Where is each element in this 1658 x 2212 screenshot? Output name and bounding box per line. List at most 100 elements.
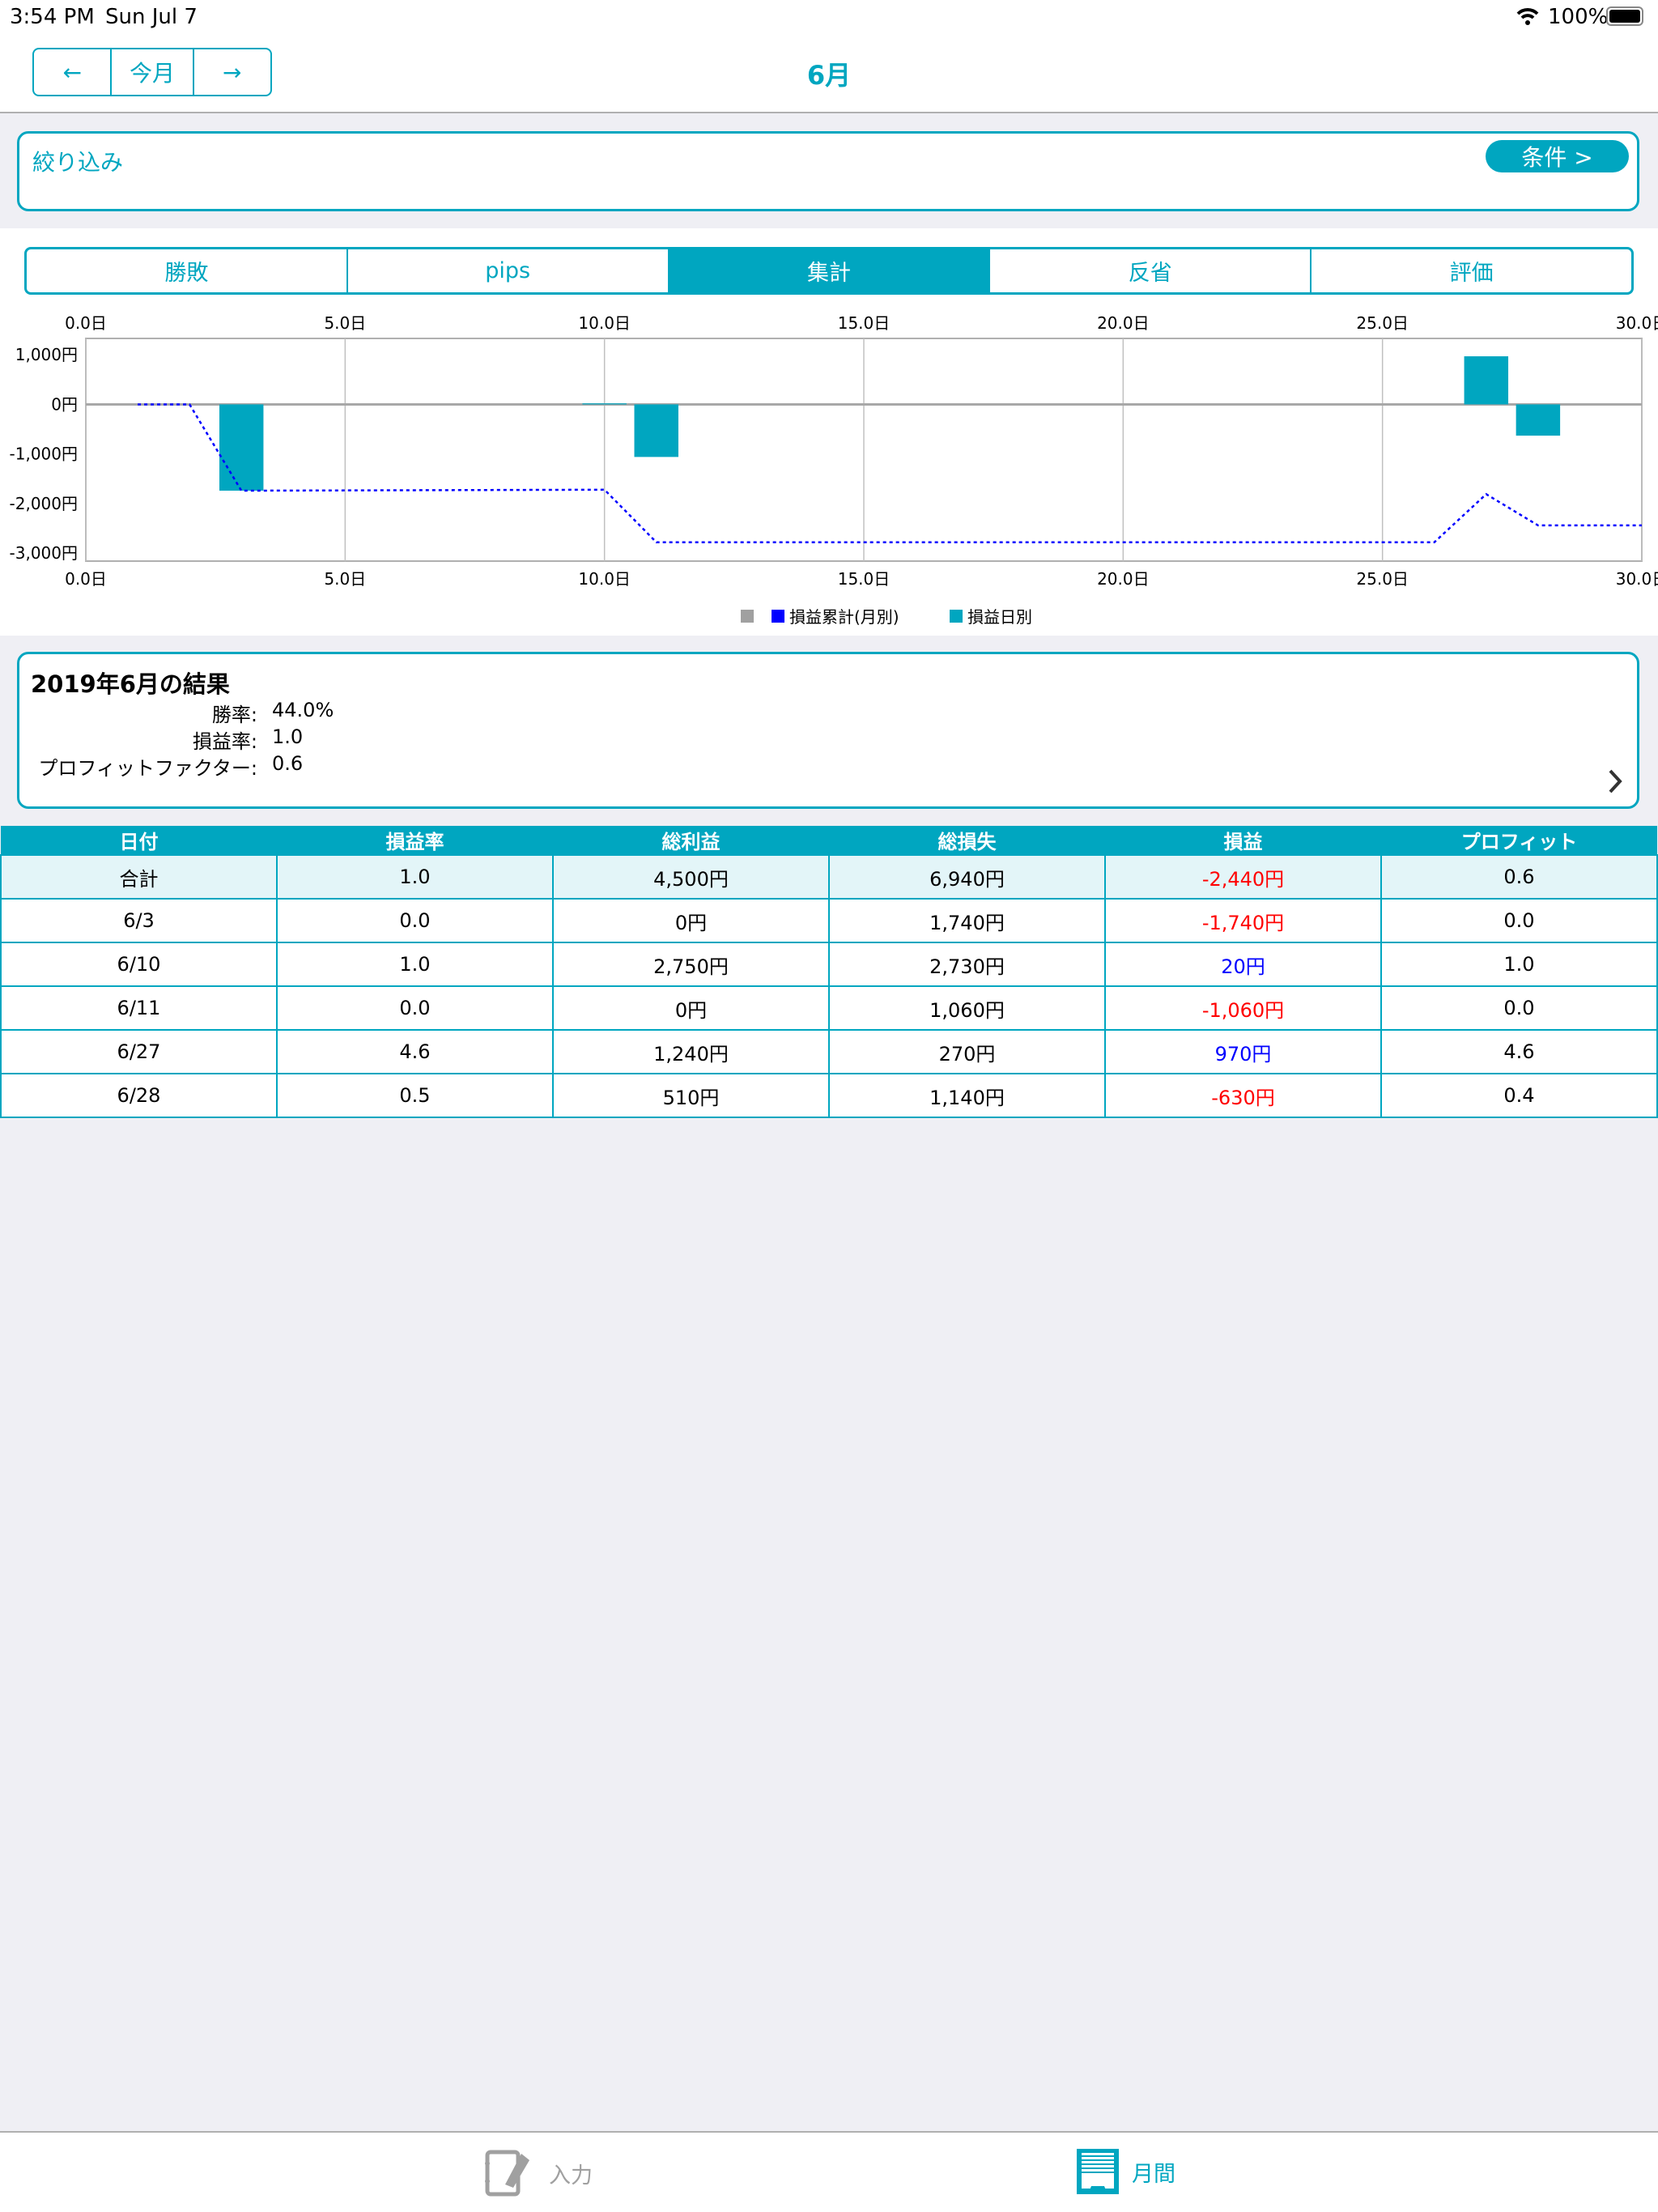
legend-swatch — [950, 610, 963, 623]
value: 44.0% — [272, 699, 334, 721]
filter-panel: 絞り込み 条件 > — [17, 131, 1639, 211]
table-cell: 6/3 — [0, 898, 278, 943]
column-header: 総利益 — [553, 826, 829, 855]
table-cell: 0円 — [552, 898, 830, 943]
table-cell: 0.5 — [276, 1073, 554, 1118]
tab-pips[interactable]: pips — [348, 249, 670, 292]
table-row[interactable]: 6/28 0.5 510円 1,140円 -630円 0.4 — [0, 1073, 1658, 1118]
bar-day-10 — [582, 403, 627, 405]
table-row[interactable]: 6/10 1.0 2,750円 2,730円 20円 1.0 — [0, 942, 1658, 987]
x-tick-label-bottom: 10.0日 — [578, 569, 631, 589]
y-tick-label: -1,000円 — [10, 445, 78, 464]
table-cell: 6/10 — [0, 942, 278, 987]
profit-chart: 0.0日 0.0日 5.0日 5.0日 10.0日 10.0日 15.0日 15.0日 20.0… — [10, 313, 1658, 627]
table-cell: 4.6 — [276, 1029, 554, 1074]
page-title: 6月 — [806, 60, 852, 91]
legend-swatch — [741, 610, 754, 623]
status-date: Sun Jul 7 — [105, 5, 198, 29]
x-tick-label-top: 30.0日 — [1616, 313, 1658, 333]
tabbar-item-monthly[interactable]: 月間 — [1077, 2149, 1175, 2194]
table-cell: 6,940円 — [828, 854, 1106, 900]
table-cell: 1.0 — [1380, 942, 1658, 987]
battery-icon — [1606, 6, 1643, 26]
bar-day-28 — [1516, 404, 1561, 436]
x-tick-label-bottom: 0.0日 — [65, 569, 107, 589]
y-tick-label: 1,000円 — [15, 345, 78, 364]
status-time: 3:54 PM — [10, 5, 95, 29]
tabbar-item-input[interactable]: 入力 — [484, 2149, 593, 2197]
x-tick-label-top: 20.0日 — [1097, 313, 1150, 333]
month-navigator: ← 今月 → — [32, 48, 272, 96]
monthly-summary-card[interactable]: 2019年6月の結果 勝率: 44.0% 損益率: 1.0 プロフィットファクター:… — [17, 652, 1639, 809]
edit-icon — [485, 2150, 529, 2197]
table-cell: 510円 — [552, 1073, 830, 1118]
wifi-icon — [1516, 8, 1539, 25]
legend-label: 損益累計(月別) — [789, 607, 899, 627]
x-tick-label-bottom: 5.0日 — [324, 569, 366, 589]
table-row[interactable]: 6/3 0.0 0円 1,740円 -1,740円 0.0 — [0, 898, 1658, 943]
tab-label: 月間 — [1132, 2161, 1175, 2187]
next-month-button[interactable]: → — [223, 58, 242, 86]
table-cell: 0.0 — [1380, 898, 1658, 943]
table-cell: 1.0 — [276, 854, 554, 900]
table-cell: 1,740円 — [828, 898, 1106, 943]
tab-label: 入力 — [549, 2163, 593, 2189]
x-tick-label-bottom: 15.0日 — [838, 569, 891, 589]
table-cell: 270円 — [828, 1029, 1106, 1074]
label: プロフィットファクター: — [38, 757, 257, 780]
x-tick-label-top: 10.0日 — [578, 313, 631, 333]
summary-row-pl-ratio: 損益率: 1.0 — [19, 725, 303, 754]
table-row[interactable]: 6/27 4.6 1,240円 270円 970円 4.6 — [0, 1029, 1658, 1074]
bar-day-27 — [1464, 356, 1509, 405]
header: 3:54 PM Sun Jul 7 100% ← 今月 → 6月 — [0, 0, 1658, 113]
this-month-button[interactable]: 今月 — [112, 49, 194, 95]
table-cell: 2,750円 — [552, 942, 830, 987]
label: 勝率: — [211, 704, 257, 726]
calendar-list-icon — [1077, 2149, 1119, 2194]
table-row[interactable]: 6/11 0.0 0円 1,060円 -1,060円 0.0 — [0, 985, 1658, 1031]
summary-row-win-rate: 勝率: 44.0% — [19, 699, 334, 727]
x-tick-label-bottom: 25.0日 — [1356, 569, 1409, 589]
table-cell: 2,730円 — [828, 942, 1106, 987]
tab-bar: 入力 月間 — [0, 2131, 1658, 2212]
table-cell: 0.6 — [1380, 854, 1658, 900]
summary-title: 2019年6月の結果 — [31, 670, 230, 698]
tab-evaluation[interactable]: 評価 — [1449, 261, 1494, 286]
x-tick-label-bottom: 20.0日 — [1097, 569, 1150, 589]
table-cell: 1,140円 — [828, 1073, 1106, 1118]
table-cell: 合計 — [0, 854, 278, 900]
value: 1.0 — [272, 725, 304, 748]
y-tick-label: -2,000円 — [10, 494, 78, 513]
label: 損益率: — [192, 730, 257, 753]
table-cell: 0円 — [552, 985, 830, 1031]
table-cell: -2,440円 — [1104, 854, 1382, 900]
x-tick-label-top: 15.0日 — [838, 313, 891, 333]
table-cell: 0.0 — [276, 985, 554, 1031]
summary-row-profit-factor: プロフィットファクター: 0.6 — [19, 752, 303, 781]
legend-swatch — [772, 610, 784, 623]
daily-table: 日付 損益率 総利益 総損失 損益 プロフィット 合計 1.0 4,500円 6,940円 -2,… — [0, 826, 1658, 1118]
table-cell: 6/27 — [0, 1029, 278, 1074]
tab-win-loss[interactable]: 勝敗 — [27, 249, 348, 292]
column-header: 損益 — [1105, 826, 1381, 855]
chevron-right-icon[interactable] — [1606, 768, 1624, 795]
table-cell: 0.0 — [276, 898, 554, 943]
bar-day-3 — [219, 404, 264, 491]
bar-day-11 — [634, 404, 678, 457]
table-row-total[interactable]: 合計 1.0 4,500円 6,940円 -2,440円 0.6 — [0, 854, 1658, 900]
table-cell: 6/11 — [0, 985, 278, 1031]
prev-month-button[interactable]: ← — [34, 49, 113, 95]
x-tick-label-bottom: 30.0日 — [1616, 569, 1658, 589]
condition-button[interactable]: 条件 > — [1486, 140, 1629, 172]
tab-reflection[interactable]: 反省 — [990, 249, 1312, 292]
table-cell: 20円 — [1104, 942, 1382, 987]
table-cell: -1,060円 — [1104, 985, 1382, 1031]
x-tick-label-top: 0.0日 — [65, 313, 107, 333]
table-cell: 6/28 — [0, 1073, 278, 1118]
y-tick-label: 0円 — [51, 394, 78, 414]
chart-section — [0, 228, 1658, 636]
x-tick-label-top: 25.0日 — [1356, 313, 1409, 333]
value: 0.6 — [272, 752, 304, 775]
tab-summary[interactable]: 集計 — [669, 249, 991, 292]
table-cell: 4,500円 — [552, 854, 830, 900]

········

▶ WORK TO BE COMPLETED:
Put every line of the entries above into a JSON list of strings, one string per line, leaving out blank lines and any picture lines.

▶ EXERCISE SOLUTION:
[
  "Where is each element in this 1658 x 2212 screenshot? Output name and bounding box per line. List at most 100 elements.",
  "legend-swatch — [950, 610, 963, 623]",
  "value: 44.0% — [272, 699, 334, 721]",
  "filter-panel: 絞り込み 条件 > — [17, 131, 1639, 211]",
  "table-cell: 6/3 — [0, 898, 278, 943]",
  "column-header: 総利益 — [553, 826, 829, 855]",
  "table-cell: 0円 — [552, 898, 830, 943]",
  "table-cell: 0.5 — [276, 1073, 554, 1118]",
  "tab-pips[interactable]: pips — [348, 249, 670, 292]",
  "table-row[interactable]: 6/28 0.5 510円 1,140円 -630円 0.4 — [0, 1073, 1658, 1118]",
  "bar-day-10 — [582, 403, 627, 405]",
  "table-row[interactable]: 6/10 1.0 2,750円 2,730円 20円 1.0 — [0, 942, 1658, 987]",
  "x-tick-label-bottom: 10.0日 — [578, 569, 631, 589]",
  "y-tick-label: -1,000円 — [10, 445, 78, 464]",
  "table-cell: 6/10 — [0, 942, 278, 987]",
  "profit-chart: 0.0日 0.0日 5.0日 5.0日 10.0日 10.0日 15.0日 15.0日 20.0… — [10, 313, 1658, 627]",
  "table-cell: 4.6 — [276, 1029, 554, 1074]",
  "page-title: 6月 — [806, 60, 852, 91]",
  "legend-swatch — [741, 610, 754, 623]",
  "status-date: Sun Jul 7 — [105, 5, 198, 29]",
  "x-tick-label-top: 30.0日 — [1616, 313, 1658, 333]",
  "tabbar-item-monthly[interactable]: 月間 — [1077, 2149, 1175, 2194]",
  "table-cell: 6,940円 — [828, 854, 1106, 900]",
  "table-cell: 1.0 — [1380, 942, 1658, 987]",
  "battery-icon — [1606, 6, 1643, 26]",
  "bar-day-28 — [1516, 404, 1561, 436]",
  "x-tick-label-bottom: 0.0日 — [65, 569, 107, 589]",
  "y-tick-label: 1,000円 — [15, 345, 78, 364]",
  "status-time: 3:54 PM — [10, 5, 95, 29]",
  "tabbar-item-input[interactable]: 入力 — [484, 2149, 593, 2197]",
  "x-tick-label-top: 20.0日 — [1097, 313, 1150, 333]",
  "month-navigator: ← 今月 → — [32, 48, 272, 96]",
  "monthly-summary-card[interactable]: 2019年6月の結果 勝率: 44.0% 損益率: 1.0 プロフィットファクター:… — [17, 652, 1639, 809]",
  "edit-icon — [485, 2150, 529, 2197]",
  "table-cell: 510円 — [552, 1073, 830, 1118]",
  "wifi-icon — [1516, 8, 1539, 25]",
  "legend-label: 損益累計(月別) — [789, 607, 899, 627]",
  "x-tick-label-bottom: 5.0日 — [324, 569, 366, 589]",
  "table-row[interactable]: 6/3 0.0 0円 1,740円 -1,740円 0.0 — [0, 898, 1658, 943]",
  "tab-label: 月間 — [1132, 2161, 1175, 2187]",
  "next-month-button[interactable]: → — [223, 58, 242, 86]",
  "table-cell: 0.0 — [1380, 898, 1658, 943]",
  "table-cell: 1.0 — [276, 854, 554, 900]",
  "table-cell: 1,740円 — [828, 898, 1106, 943]",
  "tab-label: 入力 — [549, 2163, 593, 2189]",
  "x-tick-label-bottom: 15.0日 — [838, 569, 891, 589]",
  "table-cell: 270円 — [828, 1029, 1106, 1074]",
  "label: プロフィットファクター: — [38, 757, 257, 780]",
  "x-tick-label-top: 10.0日 — [578, 313, 631, 333]",
  "summary-row-pl-ratio: 損益率: 1.0 — [19, 725, 303, 754]",
  "table-row[interactable]: 6/27 4.6 1,240円 270円 970円 4.6 — [0, 1029, 1658, 1074]",
  "bar-day-27 — [1464, 356, 1509, 405]",
  "header: 3:54 PM Sun Jul 7 100% ← 今月 → 6月 — [0, 0, 1658, 113]",
  "this-month-button[interactable]: 今月 — [112, 49, 194, 95]",
  "table-cell: 2,750円 — [552, 942, 830, 987]",
  "label: 勝率: — [211, 704, 257, 726]",
  "calendar-list-icon — [1077, 2149, 1119, 2194]",
  "table-row[interactable]: 6/11 0.0 0円 1,060円 -1,060円 0.0 — [0, 985, 1658, 1031]",
  "summary-row-win-rate: 勝率: 44.0% — [19, 699, 334, 727]",
  "x-tick-label-bottom: 25.0日 — [1356, 569, 1409, 589]",
  "table-cell: 2,730円 — [828, 942, 1106, 987]",
  "tab-bar: 入力 月間 — [0, 2131, 1658, 2212]",
  "table-cell: 0.6 — [1380, 854, 1658, 900]",
  "summary-title: 2019年6月の結果 — [31, 670, 230, 698]",
  "tab-evaluation[interactable]: 評価 — [1449, 261, 1494, 286]",
  "x-tick-label-bottom: 20.0日 — [1097, 569, 1150, 589]",
  "table-cell: 1,140円 — [828, 1073, 1106, 1118]",
  "table-cell: 合計 — [0, 854, 278, 900]",
  "value: 1.0 — [272, 725, 304, 748]",
  "y-tick-label: -2,000円 — [10, 494, 78, 513]",
  "label: 損益率: — [192, 730, 257, 753]",
  "table-cell: 0円 — [552, 985, 830, 1031]",
  "table-cell: -2,440円 — [1104, 854, 1382, 900]",
  "x-tick-label-top: 15.0日 — [838, 313, 891, 333]",
  "table-cell: 0.0 — [276, 985, 554, 1031]",
  "summary-row-profit-factor: プロフィットファクター: 0.6 — [19, 752, 303, 781]",
  "legend-swatch — [772, 610, 784, 623]",
  "daily-table: 日付 損益率 総利益 総損失 損益 プロフィット 合計 1.0 4,500円 6,940円 -2,… — [0, 826, 1658, 1118]",
  "table-cell: 6/27 — [0, 1029, 278, 1074]",
  "tab-win-loss[interactable]: 勝敗 — [27, 249, 348, 292]",
  "column-header: 損益 — [1105, 826, 1381, 855]",
  "chevron-right-icon[interactable] — [1606, 768, 1624, 795]",
  "table-cell: 0.0 — [276, 898, 554, 943]",
  "bar-day-3 — [219, 404, 264, 491]",
  "bar-day-11 — [634, 404, 678, 457]",
  "table-row-total[interactable]: 合計 1.0 4,500円 6,940円 -2,440円 0.6 — [0, 854, 1658, 900]",
  "table-cell: 6/11 — [0, 985, 278, 1031]",
  "prev-month-button[interactable]: ← — [34, 49, 113, 95]",
  "x-tick-label-bottom: 30.0日 — [1616, 569, 1658, 589]",
  "condition-button[interactable]: 条件 > — [1486, 140, 1629, 172]",
  "tab-reflection[interactable]: 反省 — [990, 249, 1312, 292]",
  "table-cell: 20円 — [1104, 942, 1382, 987]",
  "table-cell: -1,060円 — [1104, 985, 1382, 1031]",
  "x-tick-label-top: 0.0日 — [65, 313, 107, 333]",
  "table-cell: 6/28 — [0, 1073, 278, 1118]",
  "y-tick-label: 0円 — [51, 394, 78, 414]",
  "chart-section — [0, 228, 1658, 636]",
  "x-tick-label-top: 25.0日 — [1356, 313, 1409, 333]",
  "value: 0.6 — [272, 752, 304, 775]",
  "tab-summary[interactable]: 集計 — [669, 249, 991, 292]",
  "table-cell: 4,500円 — [552, 854, 830, 900]"
]